* **CONSIGNE**:
Rédigez la suite de l'entretien sur le marché immobilier à Louvain-la-Neuve, à partir de sa dernière phrase.

* **EXTRAIT**:
----
Louvain-la-Neuve: “C’est effrayant : qu’importe les prix, tout se vend”
Louvain-la-Neuve est le petit paradis des promoteurs. Et des seniors. Qu’importe les prix, les appartements se vendent aussi rapidement qu’un étudiant vide sa chope. De quoi tendre vers un marché à deux vitesses avec Ottignies, où les prix des logements y sont plus abordables ? Si personne ne le souhaite, inverser la tendance sera compliqué.
Elles ont entre leurs mains l’avenir du centre d’Ottignies avec le vaste projet de réhabilitation du chancre des Bétons Lemaire. Un dossier qui leur permettra de se croiser tout au long de la législature. Rencontre entre Julie Chantry, bourgmestre Ecolo d’Ottignies-Louvain-la-Neuve depuis décembre 2018, et Corine Buffoni, directrice de Matexi Brabant wallon.
TRENDS-TENDANCES. Ottignies et Louvain-la-Neuve concentrent quelques-uns des plus importants projets immobiliers du Brabant wallon (Samaya, Bétons Lemaire, Athéna, Courbevoie). Une entité où les appartements se vendent particulièrement bien. L’entité est-elle devenue un petit paradis pour les promoteurs ?
JULIE CHANTRY. Nous constatons en effet cette situation. Les derniers projets qui sont sortis à Louvain-la-Neuve sont haut de gamme et se vendent très rapidement. Cela suscite de nombreuses interrogations. Car, à Louvain-la-Neuve, quel que soit le tarif, cela part. Que ce soit le projet Esprit Courbevoie (Besix Red et Thomas & Piron) ou Agora (Eckelmans). Il y a aujourd’hui une attractivité très forte sur Louvain-la-Neuve. Cela en devient presque effrayant. Les prix s’envolent. Pour nous, cette tournure des événements n’est pas idéale. L’accessibilité au logement reste essentielle.
----
* **MATÉRIEL FOURNI**:
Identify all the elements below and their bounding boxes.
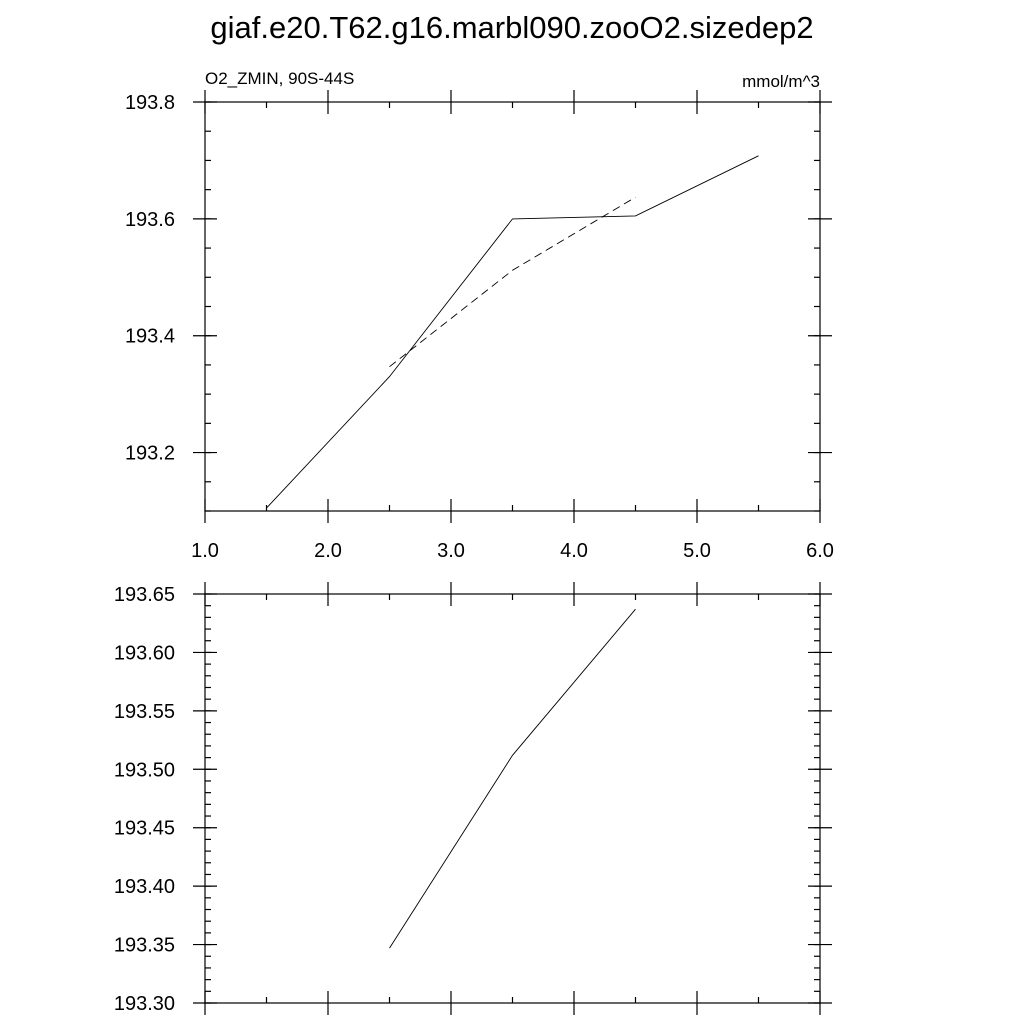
----
* **RÉPONSE**:
CORINE BUFFONI. Il y a un marché spécifique à Louvain-la-Neuve. Il est différent d’Ottignies et du reste du Brabant wallon. Certaines communes sont davantage attractives que d’autres. Louvain-la-Neuve en fait partie car il s’agit d’une ville relativement jeune au développement récent qui répond aux nouveaux défis de projets urbains. Pour le reste, cette situation n’induit pas que la vie est facile pour un promoteur. Il faut du temps pour que les projets sortent de terre.
Un appartement a été vendu il y a peu pour plus d’1 million d’euros dans le cadre du projet Agora, développé par Eckelmans au bord du lac de Louvain-la-Neuve. Des prix dignes de l’avenue Louise, à Bruxelles. Jusqu’où les prix peuvent-ils encore grimper ?
C.B. Chez Matexi, nous ne sommes pas pour un marché spéculatif. Dans tous nos projets, il y a des biens d’exception qui possèdent des caractéristiques particulières induisant des prix élevés voire très élevés. Mais la moyenne de prix est largement plus basse que celle évoquée.
La demande semble énorme, on le voit pour Courbevoie, où 75% des appartements de la première phase sont déjà vendus. Quel est aujourd’hui le profil type du candidat acquéreur qui investit à Louvain-la-Neuve ?
J.C. Notre population est en hausse dans la tranche d’âge des seniors, celle qui possède un pouvoir d’achat élevé. Une tranche qui suit le schéma classique en Brabant wallon : revendre sa grande villa et disposer de moyens importants pour acheter un appartement neuf haut de gamme, ce qui contribue à la hausse des prix. Notons que, de manière globale, la population d’Ottignies-Louvain-la-Neuve est en stagnation. Cela peut paraître étonnant vu tous les projets. Quand nous analysons les chiffres d’une manière plus fine, on constate une diminution nette de la population active, que ce soit des jeunes ménages sans enfants ou des jeunes familles. Il y a 10 ans, nous avions une commune jeune. Aujourd’hui, elle est revenue dans la moyenne wallonne. Il y a donc un vrai enjeu en matière de création de logements accessibles, adaptés au public que nous souhaitons privilégier.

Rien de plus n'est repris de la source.